Recorded data
* BEGIN *
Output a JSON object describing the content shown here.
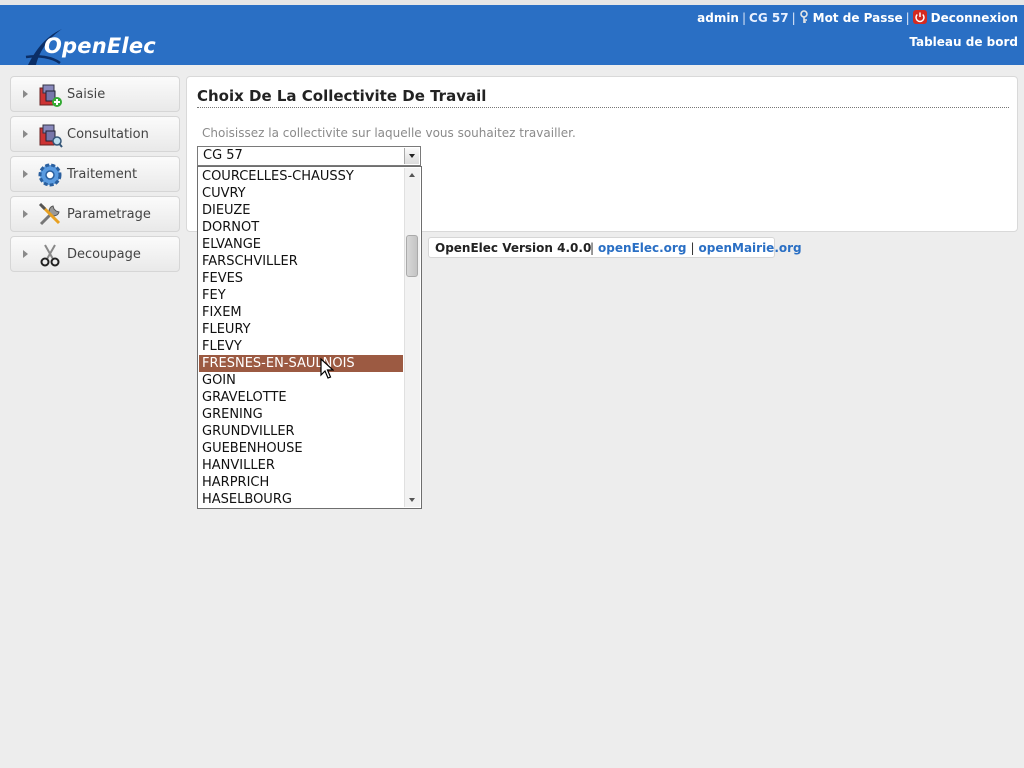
{
  "header": {
    "logo_text": "OpenElec",
    "user": "admin",
    "collectivite": "CG 57",
    "password_link": "Mot de Passe",
    "logout_link": "Deconnexion",
    "dashboard_link": "Tableau de bord",
    "separator": "|",
    "background_color": "#2a6fc4"
  },
  "menu": {
    "items": [
      {
        "label": "Saisie",
        "icon": "saisie-icon"
      },
      {
        "label": "Consultation",
        "icon": "consultation-icon"
      },
      {
        "label": "Traitement",
        "icon": "traitement-icon"
      },
      {
        "label": "Parametrage",
        "icon": "parametrage-icon"
      },
      {
        "label": "Decoupage",
        "icon": "decoupage-icon"
      }
    ]
  },
  "main": {
    "title": "Choix De La Collectivite De Travail",
    "instructions": "Choisissez la collectivite sur laquelle vous souhaitez travailler.",
    "select": {
      "value": "CG 57",
      "options": [
        "COURCELLES-CHAUSSY",
        "CUVRY",
        "DIEUZE",
        "DORNOT",
        "ELVANGE",
        "FARSCHVILLER",
        "FEVES",
        "FEY",
        "FIXEM",
        "FLEURY",
        "FLEVY",
        "FRESNES-EN-SAULNOIS",
        "GOIN",
        "GRAVELOTTE",
        "GRENING",
        "GRUNDVILLER",
        "GUEBENHOUSE",
        "HANVILLER",
        "HARPRICH",
        "HASELBOURG"
      ],
      "highlighted": "FRESNES-EN-SAULNOIS",
      "highlight_color": "#9c5a42"
    }
  },
  "footer": {
    "version": "OpenElec Version 4.0.0",
    "links": [
      "openElec.org",
      "openMairie.org"
    ],
    "separator": "|"
  }
}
* END *
→ To do: Restate each line of the records exactly; pictures do not belong in the copy.

→ Result of the task:
Output a JSON object describing the content shown here.
{
  "header": {
    "logo_text": "OpenElec",
    "user": "admin",
    "collectivite": "CG 57",
    "password_link": "Mot de Passe",
    "logout_link": "Deconnexion",
    "dashboard_link": "Tableau de bord",
    "separator": "|",
    "background_color": "#2a6fc4"
  },
  "menu": {
    "items": [
      {
        "label": "Saisie",
        "icon": "saisie-icon"
      },
      {
        "label": "Consultation",
        "icon": "consultation-icon"
      },
      {
        "label": "Traitement",
        "icon": "traitement-icon"
      },
      {
        "label": "Parametrage",
        "icon": "parametrage-icon"
      },
      {
        "label": "Decoupage",
        "icon": "decoupage-icon"
      }
    ]
  },
  "main": {
    "title": "Choix De La Collectivite De Travail",
    "instructions": "Choisissez la collectivite sur laquelle vous souhaitez travailler.",
    "select": {
      "value": "CG 57",
      "options": [
        "COURCELLES-CHAUSSY",
        "CUVRY",
        "DIEUZE",
        "DORNOT",
        "ELVANGE",
        "FARSCHVILLER",
        "FEVES",
        "FEY",
        "FIXEM",
        "FLEURY",
        "FLEVY",
        "FRESNES-EN-SAULNOIS",
        "GOIN",
        "GRAVELOTTE",
        "GRENING",
        "GRUNDVILLER",
        "GUEBENHOUSE",
        "HANVILLER",
        "HARPRICH",
        "HASELBOURG"
      ],
      "highlighted": "FRESNES-EN-SAULNOIS",
      "highlight_color": "#9c5a42"
    }
  },
  "footer": {
    "version": "OpenElec Version 4.0.0",
    "links": [
      "openElec.org",
      "openMairie.org"
    ],
    "separator": "|"
  }
}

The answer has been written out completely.